---------- Data entries

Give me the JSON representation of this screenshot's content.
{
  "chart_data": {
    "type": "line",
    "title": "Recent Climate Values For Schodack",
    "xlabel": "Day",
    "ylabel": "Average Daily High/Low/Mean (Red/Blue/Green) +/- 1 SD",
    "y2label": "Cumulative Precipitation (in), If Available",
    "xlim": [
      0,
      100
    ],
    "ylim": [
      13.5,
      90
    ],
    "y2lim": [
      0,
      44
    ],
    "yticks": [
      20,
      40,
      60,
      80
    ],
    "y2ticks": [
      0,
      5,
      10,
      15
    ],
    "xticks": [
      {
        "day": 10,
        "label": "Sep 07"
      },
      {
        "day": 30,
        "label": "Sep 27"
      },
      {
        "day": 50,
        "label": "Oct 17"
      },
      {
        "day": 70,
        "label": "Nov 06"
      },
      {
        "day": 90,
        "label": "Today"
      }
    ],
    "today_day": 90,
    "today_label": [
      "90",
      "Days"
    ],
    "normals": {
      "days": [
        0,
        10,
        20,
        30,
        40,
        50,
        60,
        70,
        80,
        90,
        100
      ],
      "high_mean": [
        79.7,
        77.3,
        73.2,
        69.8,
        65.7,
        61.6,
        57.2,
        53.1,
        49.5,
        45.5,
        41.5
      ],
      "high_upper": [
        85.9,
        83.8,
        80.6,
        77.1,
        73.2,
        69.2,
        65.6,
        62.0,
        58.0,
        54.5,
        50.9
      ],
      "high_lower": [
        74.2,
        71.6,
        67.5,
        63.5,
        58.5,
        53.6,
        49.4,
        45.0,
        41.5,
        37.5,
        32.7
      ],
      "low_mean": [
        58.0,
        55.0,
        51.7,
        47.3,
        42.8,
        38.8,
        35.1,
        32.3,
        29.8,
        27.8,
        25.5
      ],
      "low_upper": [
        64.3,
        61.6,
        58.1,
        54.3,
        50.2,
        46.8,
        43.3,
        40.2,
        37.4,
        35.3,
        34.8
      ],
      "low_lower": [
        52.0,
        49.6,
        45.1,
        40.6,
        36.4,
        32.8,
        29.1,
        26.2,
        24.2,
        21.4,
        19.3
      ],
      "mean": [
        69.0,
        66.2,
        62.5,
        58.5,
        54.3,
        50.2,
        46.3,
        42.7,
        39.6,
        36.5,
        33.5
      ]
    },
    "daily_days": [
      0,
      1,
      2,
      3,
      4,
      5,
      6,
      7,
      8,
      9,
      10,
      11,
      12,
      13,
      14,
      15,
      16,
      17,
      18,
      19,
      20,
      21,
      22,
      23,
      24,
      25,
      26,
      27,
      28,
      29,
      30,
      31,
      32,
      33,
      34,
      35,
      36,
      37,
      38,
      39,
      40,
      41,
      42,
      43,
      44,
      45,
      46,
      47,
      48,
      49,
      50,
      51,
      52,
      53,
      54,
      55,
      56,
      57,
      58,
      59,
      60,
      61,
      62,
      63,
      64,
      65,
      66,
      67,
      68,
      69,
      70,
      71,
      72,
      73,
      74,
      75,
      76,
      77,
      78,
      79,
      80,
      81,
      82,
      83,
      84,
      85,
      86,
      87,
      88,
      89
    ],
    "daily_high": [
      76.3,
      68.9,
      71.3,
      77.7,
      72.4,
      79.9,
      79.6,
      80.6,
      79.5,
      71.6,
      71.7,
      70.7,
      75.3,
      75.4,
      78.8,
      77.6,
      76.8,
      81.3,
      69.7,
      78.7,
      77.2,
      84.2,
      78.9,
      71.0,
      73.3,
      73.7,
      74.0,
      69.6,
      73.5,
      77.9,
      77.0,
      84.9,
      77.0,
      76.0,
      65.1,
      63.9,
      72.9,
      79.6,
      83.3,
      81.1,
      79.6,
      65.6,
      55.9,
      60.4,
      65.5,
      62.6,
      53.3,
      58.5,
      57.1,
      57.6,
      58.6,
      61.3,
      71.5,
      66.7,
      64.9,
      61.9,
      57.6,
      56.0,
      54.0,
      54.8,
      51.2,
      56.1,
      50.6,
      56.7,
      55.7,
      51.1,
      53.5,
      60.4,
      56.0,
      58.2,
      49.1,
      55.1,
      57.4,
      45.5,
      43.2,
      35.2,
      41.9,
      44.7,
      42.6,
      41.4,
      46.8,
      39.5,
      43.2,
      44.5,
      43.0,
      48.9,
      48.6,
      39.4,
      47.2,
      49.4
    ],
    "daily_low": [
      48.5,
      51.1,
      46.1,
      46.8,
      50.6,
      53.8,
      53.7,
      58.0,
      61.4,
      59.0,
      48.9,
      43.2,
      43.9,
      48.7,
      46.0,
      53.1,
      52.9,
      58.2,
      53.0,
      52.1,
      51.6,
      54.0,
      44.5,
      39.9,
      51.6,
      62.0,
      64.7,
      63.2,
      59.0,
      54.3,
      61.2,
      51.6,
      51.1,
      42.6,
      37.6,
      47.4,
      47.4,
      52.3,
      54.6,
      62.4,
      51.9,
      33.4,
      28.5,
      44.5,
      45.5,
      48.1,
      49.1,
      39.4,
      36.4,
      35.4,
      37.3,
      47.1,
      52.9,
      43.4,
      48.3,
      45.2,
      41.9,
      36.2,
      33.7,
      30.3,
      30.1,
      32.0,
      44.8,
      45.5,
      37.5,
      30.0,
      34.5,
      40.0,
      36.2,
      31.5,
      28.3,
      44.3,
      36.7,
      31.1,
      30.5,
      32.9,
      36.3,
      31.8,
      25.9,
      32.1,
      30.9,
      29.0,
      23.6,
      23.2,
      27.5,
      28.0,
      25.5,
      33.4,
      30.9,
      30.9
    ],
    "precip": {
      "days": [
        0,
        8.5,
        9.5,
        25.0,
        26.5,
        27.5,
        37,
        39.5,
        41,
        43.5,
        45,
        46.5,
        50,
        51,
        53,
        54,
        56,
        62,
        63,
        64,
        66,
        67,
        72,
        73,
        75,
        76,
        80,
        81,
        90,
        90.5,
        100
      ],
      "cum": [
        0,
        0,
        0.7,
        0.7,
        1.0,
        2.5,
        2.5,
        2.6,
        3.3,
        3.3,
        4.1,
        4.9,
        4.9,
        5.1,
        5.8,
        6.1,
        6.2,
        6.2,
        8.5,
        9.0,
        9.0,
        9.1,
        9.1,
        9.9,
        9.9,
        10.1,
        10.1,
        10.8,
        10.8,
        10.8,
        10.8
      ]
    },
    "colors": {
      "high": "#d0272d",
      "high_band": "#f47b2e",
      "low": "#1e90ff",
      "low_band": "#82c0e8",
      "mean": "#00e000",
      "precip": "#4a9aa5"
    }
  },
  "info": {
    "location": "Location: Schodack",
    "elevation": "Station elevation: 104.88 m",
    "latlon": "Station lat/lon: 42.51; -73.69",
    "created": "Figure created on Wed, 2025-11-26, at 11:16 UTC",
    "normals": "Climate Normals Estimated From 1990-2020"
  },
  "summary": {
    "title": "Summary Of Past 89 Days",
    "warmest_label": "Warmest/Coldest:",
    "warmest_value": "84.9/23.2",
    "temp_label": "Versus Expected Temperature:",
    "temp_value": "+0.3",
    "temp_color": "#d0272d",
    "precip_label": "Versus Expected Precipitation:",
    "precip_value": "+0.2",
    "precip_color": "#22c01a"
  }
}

--------------------

* Stated task: Retype every entry above, word for word.

* Correct output:
Give me the JSON representation of this screenshot's content.
{
  "chart_data": {
    "type": "line",
    "title": "Recent Climate Values For Schodack",
    "xlabel": "Day",
    "ylabel": "Average Daily High/Low/Mean (Red/Blue/Green) +/- 1 SD",
    "y2label": "Cumulative Precipitation (in), If Available",
    "xlim": [
      0,
      100
    ],
    "ylim": [
      13.5,
      90
    ],
    "y2lim": [
      0,
      44
    ],
    "yticks": [
      20,
      40,
      60,
      80
    ],
    "y2ticks": [
      0,
      5,
      10,
      15
    ],
    "xticks": [
      {
        "day": 10,
        "label": "Sep 07"
      },
      {
        "day": 30,
        "label": "Sep 27"
      },
      {
        "day": 50,
        "label": "Oct 17"
      },
      {
        "day": 70,
        "label": "Nov 06"
      },
      {
        "day": 90,
        "label": "Today"
      }
    ],
    "today_day": 90,
    "today_label": [
      "90",
      "Days"
    ],
    "normals": {
      "days": [
        0,
        10,
        20,
        30,
        40,
        50,
        60,
        70,
        80,
        90,
        100
      ],
      "high_mean": [
        79.7,
        77.3,
        73.2,
        69.8,
        65.7,
        61.6,
        57.2,
        53.1,
        49.5,
        45.5,
        41.5
      ],
      "high_upper": [
        85.9,
        83.8,
        80.6,
        77.1,
        73.2,
        69.2,
        65.6,
        62.0,
        58.0,
        54.5,
        50.9
      ],
      "high_lower": [
        74.2,
        71.6,
        67.5,
        63.5,
        58.5,
        53.6,
        49.4,
        45.0,
        41.5,
        37.5,
        32.7
      ],
      "low_mean": [
        58.0,
        55.0,
        51.7,
        47.3,
        42.8,
        38.8,
        35.1,
        32.3,
        29.8,
        27.8,
        25.5
      ],
      "low_upper": [
        64.3,
        61.6,
        58.1,
        54.3,
        50.2,
        46.8,
        43.3,
        40.2,
        37.4,
        35.3,
        34.8
      ],
      "low_lower": [
        52.0,
        49.6,
        45.1,
        40.6,
        36.4,
        32.8,
        29.1,
        26.2,
        24.2,
        21.4,
        19.3
      ],
      "mean": [
        69.0,
        66.2,
        62.5,
        58.5,
        54.3,
        50.2,
        46.3,
        42.7,
        39.6,
        36.5,
        33.5
      ]
    },
    "daily_days": [
      0,
      1,
      2,
      3,
      4,
      5,
      6,
      7,
      8,
      9,
      10,
      11,
      12,
      13,
      14,
      15,
      16,
      17,
      18,
      19,
      20,
      21,
      22,
      23,
      24,
      25,
      26,
      27,
      28,
      29,
      30,
      31,
      32,
      33,
      34,
      35,
      36,
      37,
      38,
      39,
      40,
      41,
      42,
      43,
      44,
      45,
      46,
      47,
      48,
      49,
      50,
      51,
      52,
      53,
      54,
      55,
      56,
      57,
      58,
      59,
      60,
      61,
      62,
      63,
      64,
      65,
      66,
      67,
      68,
      69,
      70,
      71,
      72,
      73,
      74,
      75,
      76,
      77,
      78,
      79,
      80,
      81,
      82,
      83,
      84,
      85,
      86,
      87,
      88,
      89
    ],
    "daily_high": [
      76.3,
      68.9,
      71.3,
      77.7,
      72.4,
      79.9,
      79.6,
      80.6,
      79.5,
      71.6,
      71.7,
      70.7,
      75.3,
      75.4,
      78.8,
      77.6,
      76.8,
      81.3,
      69.7,
      78.7,
      77.2,
      84.2,
      78.9,
      71.0,
      73.3,
      73.7,
      74.0,
      69.6,
      73.5,
      77.9,
      77.0,
      84.9,
      77.0,
      76.0,
      65.1,
      63.9,
      72.9,
      79.6,
      83.3,
      81.1,
      79.6,
      65.6,
      55.9,
      60.4,
      65.5,
      62.6,
      53.3,
      58.5,
      57.1,
      57.6,
      58.6,
      61.3,
      71.5,
      66.7,
      64.9,
      61.9,
      57.6,
      56.0,
      54.0,
      54.8,
      51.2,
      56.1,
      50.6,
      56.7,
      55.7,
      51.1,
      53.5,
      60.4,
      56.0,
      58.2,
      49.1,
      55.1,
      57.4,
      45.5,
      43.2,
      35.2,
      41.9,
      44.7,
      42.6,
      41.4,
      46.8,
      39.5,
      43.2,
      44.5,
      43.0,
      48.9,
      48.6,
      39.4,
      47.2,
      49.4
    ],
    "daily_low": [
      48.5,
      51.1,
      46.1,
      46.8,
      50.6,
      53.8,
      53.7,
      58.0,
      61.4,
      59.0,
      48.9,
      43.2,
      43.9,
      48.7,
      46.0,
      53.1,
      52.9,
      58.2,
      53.0,
      52.1,
      51.6,
      54.0,
      44.5,
      39.9,
      51.6,
      62.0,
      64.7,
      63.2,
      59.0,
      54.3,
      61.2,
      51.6,
      51.1,
      42.6,
      37.6,
      47.4,
      47.4,
      52.3,
      54.6,
      62.4,
      51.9,
      33.4,
      28.5,
      44.5,
      45.5,
      48.1,
      49.1,
      39.4,
      36.4,
      35.4,
      37.3,
      47.1,
      52.9,
      43.4,
      48.3,
      45.2,
      41.9,
      36.2,
      33.7,
      30.3,
      30.1,
      32.0,
      44.8,
      45.5,
      37.5,
      30.0,
      34.5,
      40.0,
      36.2,
      31.5,
      28.3,
      44.3,
      36.7,
      31.1,
      30.5,
      32.9,
      36.3,
      31.8,
      25.9,
      32.1,
      30.9,
      29.0,
      23.6,
      23.2,
      27.5,
      28.0,
      25.5,
      33.4,
      30.9,
      30.9
    ],
    "precip": {
      "days": [
        0,
        8.5,
        9.5,
        25.0,
        26.5,
        27.5,
        37,
        39.5,
        41,
        43.5,
        45,
        46.5,
        50,
        51,
        53,
        54,
        56,
        62,
        63,
        64,
        66,
        67,
        72,
        73,
        75,
        76,
        80,
        81,
        90,
        90.5,
        100
      ],
      "cum": [
        0,
        0,
        0.7,
        0.7,
        1.0,
        2.5,
        2.5,
        2.6,
        3.3,
        3.3,
        4.1,
        4.9,
        4.9,
        5.1,
        5.8,
        6.1,
        6.2,
        6.2,
        8.5,
        9.0,
        9.0,
        9.1,
        9.1,
        9.9,
        9.9,
        10.1,
        10.1,
        10.8,
        10.8,
        10.8,
        10.8
      ]
    },
    "colors": {
      "high": "#d0272d",
      "high_band": "#f47b2e",
      "low": "#1e90ff",
      "low_band": "#82c0e8",
      "mean": "#00e000",
      "precip": "#4a9aa5"
    }
  },
  "info": {
    "location": "Location: Schodack",
    "elevation": "Station elevation: 104.88 m",
    "latlon": "Station lat/lon: 42.51; -73.69",
    "created": "Figure created on Wed, 2025-11-26, at 11:16 UTC",
    "normals": "Climate Normals Estimated From 1990-2020"
  },
  "summary": {
    "title": "Summary Of Past 89 Days",
    "warmest_label": "Warmest/Coldest:",
    "warmest_value": "84.9/23.2",
    "temp_label": "Versus Expected Temperature:",
    "temp_value": "+0.3",
    "temp_color": "#d0272d",
    "precip_label": "Versus Expected Precipitation:",
    "precip_value": "+0.2",
    "precip_color": "#22c01a"
  }
}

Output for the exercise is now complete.